▶ _WHAT THE EXERCISE ASKS_:
The records below must be copied in full; omit the images.

Stored data:
=== Begin Enclosure ===

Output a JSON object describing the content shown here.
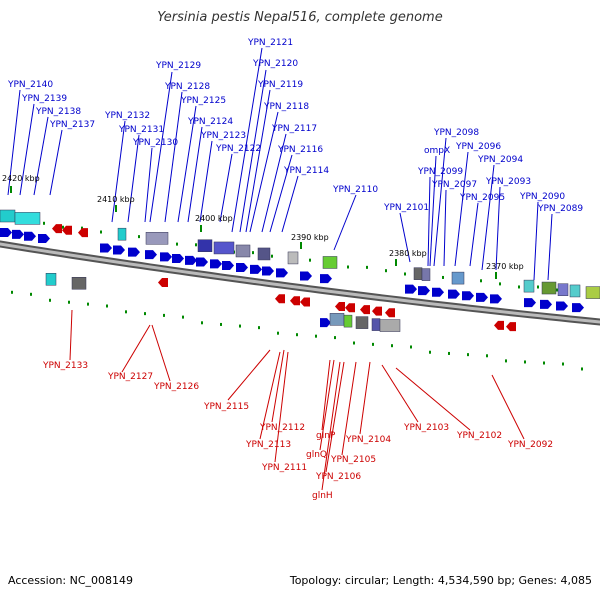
{
  "title": "Yersinia pestis Nepal516, complete genome",
  "footer": {
    "accession": "Accession: NC_008149",
    "summary": "Topology: circular; Length: 4,534,590 bp; Genes: 4,085"
  },
  "colors": {
    "plus_strand": "#0000cc",
    "minus_strand": "#cc0000",
    "tick": "#008800",
    "backbone": "#888888"
  },
  "scale_labels": [
    "2420 kbp",
    "2410 kbp",
    "2400 kbp",
    "2390 kbp",
    "2380 kbp",
    "2370 kbp"
  ],
  "plus_genes": [
    "YPN_2140",
    "YPN_2139",
    "YPN_2138",
    "YPN_2137",
    "YPN_2132",
    "YPN_2131",
    "YPN_2130",
    "YPN_2129",
    "YPN_2128",
    "YPN_2125",
    "YPN_2124",
    "YPN_2123",
    "YPN_2122",
    "YPN_2121",
    "YPN_2120",
    "YPN_2119",
    "YPN_2118",
    "YPN_2117",
    "YPN_2116",
    "YPN_2114",
    "YPN_2110",
    "YPN_2101",
    "ompX",
    "YPN_2099",
    "YPN_2098",
    "YPN_2097",
    "YPN_2096",
    "YPN_2095",
    "YPN_2094",
    "YPN_2093",
    "YPN_2090",
    "YPN_2089"
  ],
  "minus_genes": [
    "YPN_2133",
    "YPN_2127",
    "YPN_2126",
    "YPN_2115",
    "YPN_2112",
    "YPN_2113",
    "YPN_2111",
    "glnP",
    "glnQ",
    "glnH",
    "YPN_2106",
    "YPN_2105",
    "YPN_2104",
    "YPN_2103",
    "YPN_2102",
    "YPN_2092"
  ]
}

=== End Enclosure ===

▶ _TASK SOLUTION_:
Output a JSON object describing the content shown here.
{
  "title": "Yersinia pestis Nepal516, complete genome",
  "footer": {
    "accession": "Accession: NC_008149",
    "summary": "Topology: circular; Length: 4,534,590 bp; Genes: 4,085"
  },
  "colors": {
    "plus_strand": "#0000cc",
    "minus_strand": "#cc0000",
    "tick": "#008800",
    "backbone": "#888888"
  },
  "scale_labels": [
    "2420 kbp",
    "2410 kbp",
    "2400 kbp",
    "2390 kbp",
    "2380 kbp",
    "2370 kbp"
  ],
  "plus_genes": [
    "YPN_2140",
    "YPN_2139",
    "YPN_2138",
    "YPN_2137",
    "YPN_2132",
    "YPN_2131",
    "YPN_2130",
    "YPN_2129",
    "YPN_2128",
    "YPN_2125",
    "YPN_2124",
    "YPN_2123",
    "YPN_2122",
    "YPN_2121",
    "YPN_2120",
    "YPN_2119",
    "YPN_2118",
    "YPN_2117",
    "YPN_2116",
    "YPN_2114",
    "YPN_2110",
    "YPN_2101",
    "ompX",
    "YPN_2099",
    "YPN_2098",
    "YPN_2097",
    "YPN_2096",
    "YPN_2095",
    "YPN_2094",
    "YPN_2093",
    "YPN_2090",
    "YPN_2089"
  ],
  "minus_genes": [
    "YPN_2133",
    "YPN_2127",
    "YPN_2126",
    "YPN_2115",
    "YPN_2112",
    "YPN_2113",
    "YPN_2111",
    "glnP",
    "glnQ",
    "glnH",
    "YPN_2106",
    "YPN_2105",
    "YPN_2104",
    "YPN_2103",
    "YPN_2102",
    "YPN_2092"
  ]
}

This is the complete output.